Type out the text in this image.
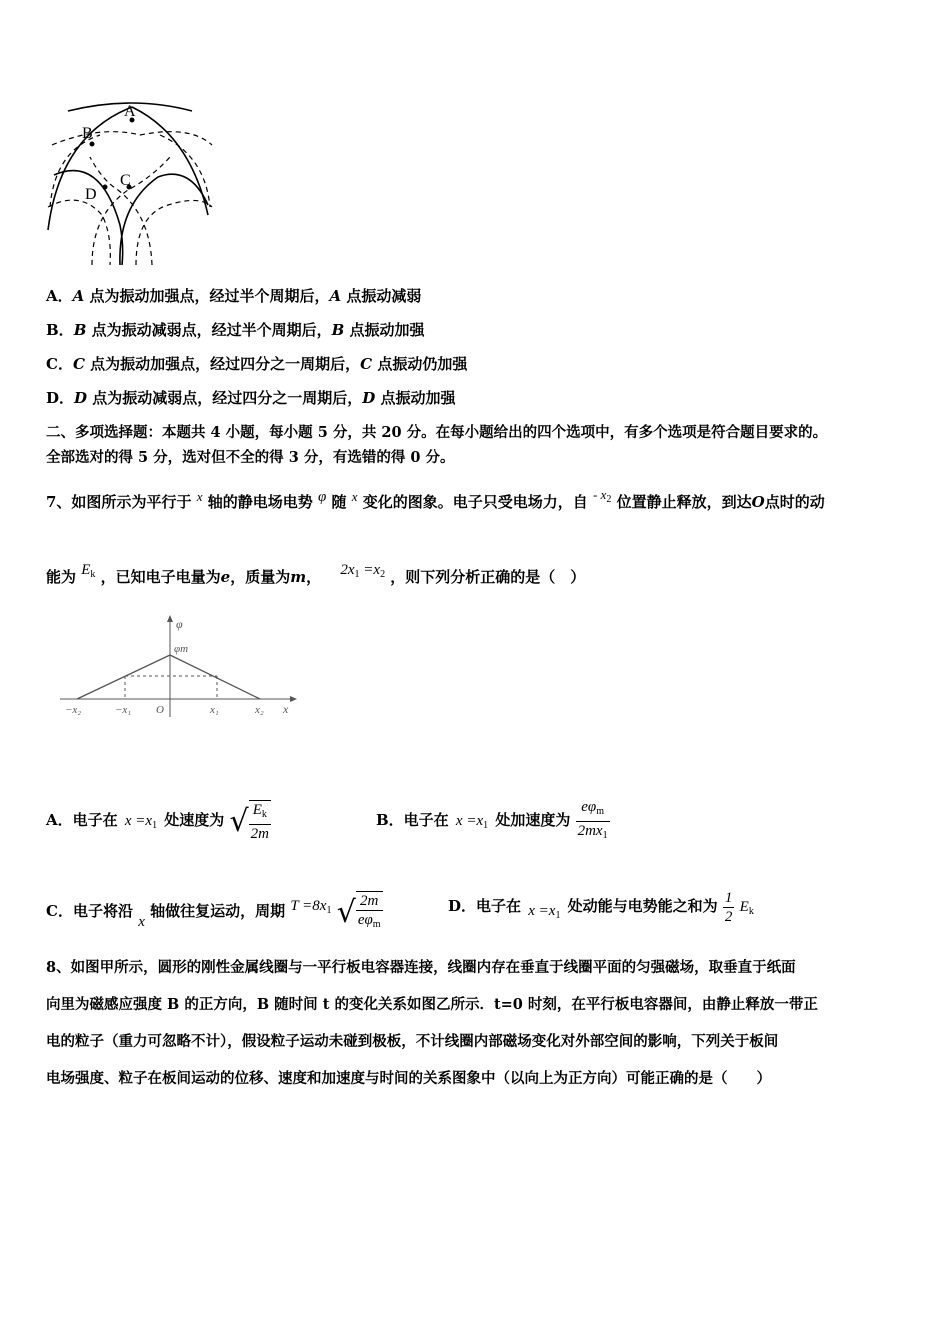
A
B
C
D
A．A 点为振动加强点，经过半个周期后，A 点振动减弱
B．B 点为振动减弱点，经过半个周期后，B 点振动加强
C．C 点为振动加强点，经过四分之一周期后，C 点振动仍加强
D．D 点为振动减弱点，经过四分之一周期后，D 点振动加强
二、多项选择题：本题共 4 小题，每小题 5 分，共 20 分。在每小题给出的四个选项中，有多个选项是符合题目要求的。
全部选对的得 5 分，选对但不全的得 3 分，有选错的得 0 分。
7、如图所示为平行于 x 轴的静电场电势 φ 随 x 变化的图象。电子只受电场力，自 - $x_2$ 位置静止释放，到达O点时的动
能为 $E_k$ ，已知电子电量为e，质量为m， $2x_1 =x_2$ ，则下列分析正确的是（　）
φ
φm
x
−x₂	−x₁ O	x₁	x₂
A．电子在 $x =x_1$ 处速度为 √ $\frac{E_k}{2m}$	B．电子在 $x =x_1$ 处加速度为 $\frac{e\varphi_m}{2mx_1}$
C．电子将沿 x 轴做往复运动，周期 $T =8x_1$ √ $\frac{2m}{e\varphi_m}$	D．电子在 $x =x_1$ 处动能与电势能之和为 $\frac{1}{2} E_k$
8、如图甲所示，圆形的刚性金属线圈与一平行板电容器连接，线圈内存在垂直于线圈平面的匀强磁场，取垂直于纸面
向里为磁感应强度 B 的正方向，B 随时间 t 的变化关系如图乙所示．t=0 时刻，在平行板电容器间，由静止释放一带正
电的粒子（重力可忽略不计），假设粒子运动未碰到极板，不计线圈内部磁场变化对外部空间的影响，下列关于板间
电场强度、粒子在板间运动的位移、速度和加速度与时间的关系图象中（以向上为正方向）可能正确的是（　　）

━━━━━━

Search the data for "经过四分之一周期后". Copy every line that has it.

» The output
C．C 点为振动加强点，经过四分之一周期后，C 点振动仍加强
D．D 点为振动减弱点，经过四分之一周期后，D 点振动加强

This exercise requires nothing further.